Work to do
Write the data below out exactly as it stands. Do not include the pictures.

Data lines
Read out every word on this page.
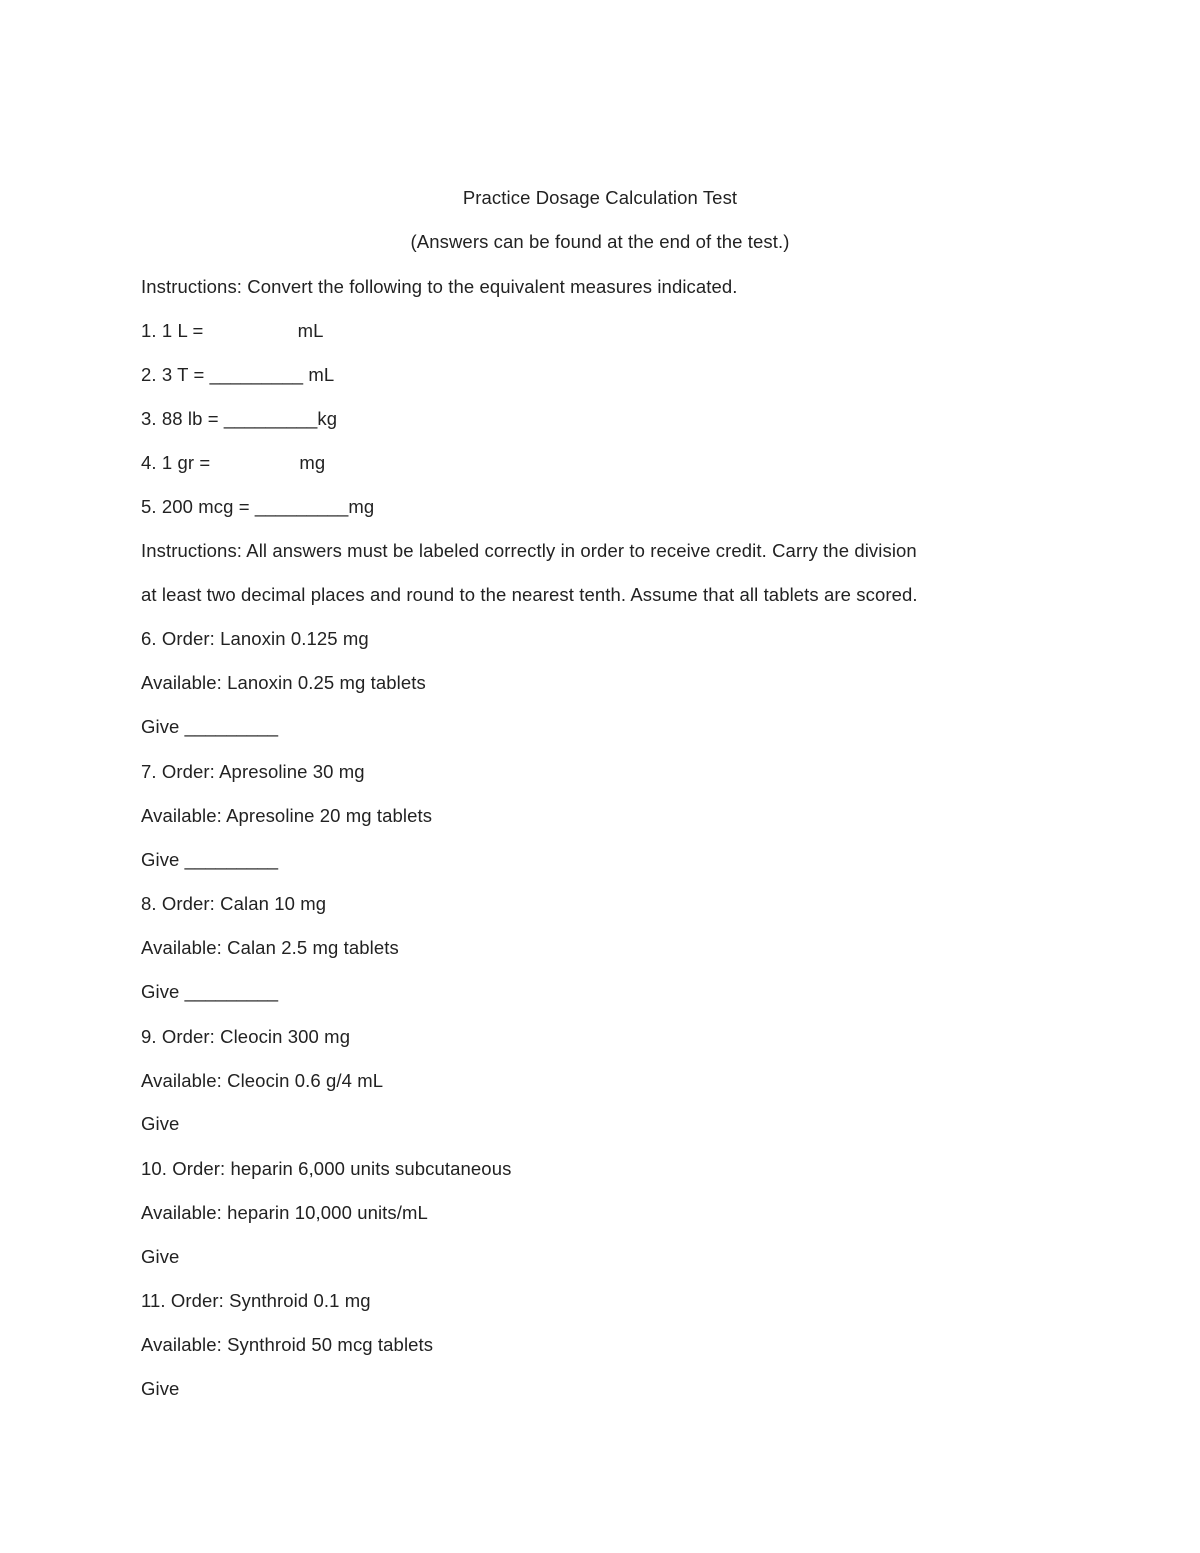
Practice Dosage Calculation Test
(Answers can be found at the end of the test.)
Instructions: Convert the following to the equivalent measures indicated.
1. 1 L =                  mL
2. 3 T = _________ mL
3. 88 lb = _________kg
4. 1 gr =                 mg
5. 200 mcg = _________mg
Instructions: All answers must be labeled correctly in order to receive credit. Carry the division
at least two decimal places and round to the nearest tenth. Assume that all tablets are scored.
6. Order: Lanoxin 0.125 mg
Available: Lanoxin 0.25 mg tablets
Give _________
7. Order: Apresoline 30 mg
Available: Apresoline 20 mg tablets
Give _________
8. Order: Calan 10 mg
Available: Calan 2.5 mg tablets
Give _________
9. Order: Cleocin 300 mg
Available: Cleocin 0.6 g/4 mL
Give
10. Order: heparin 6,000 units subcutaneous
Available: heparin 10,000 units/mL
Give
11. Order: Synthroid 0.1 mg
Available: Synthroid 50 mcg tablets
Give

Answer for the task
Read out every word on this page.
Practice Dosage Calculation Test
(Answers can be found at the end of the test.)
Instructions: Convert the following to the equivalent measures indicated.
1. 1 L =                  mL
2. 3 T = _________ mL
3. 88 lb = _________kg
4. 1 gr =                 mg
5. 200 mcg = _________mg
Instructions: All answers must be labeled correctly in order to receive credit. Carry the division
at least two decimal places and round to the nearest tenth. Assume that all tablets are scored.
6. Order: Lanoxin 0.125 mg
Available: Lanoxin 0.25 mg tablets
Give _________
7. Order: Apresoline 30 mg
Available: Apresoline 20 mg tablets
Give _________
8. Order: Calan 10 mg
Available: Calan 2.5 mg tablets
Give _________
9. Order: Cleocin 300 mg
Available: Cleocin 0.6 g/4 mL
Give
10. Order: heparin 6,000 units subcutaneous
Available: heparin 10,000 units/mL
Give
11. Order: Synthroid 0.1 mg
Available: Synthroid 50 mcg tablets
Give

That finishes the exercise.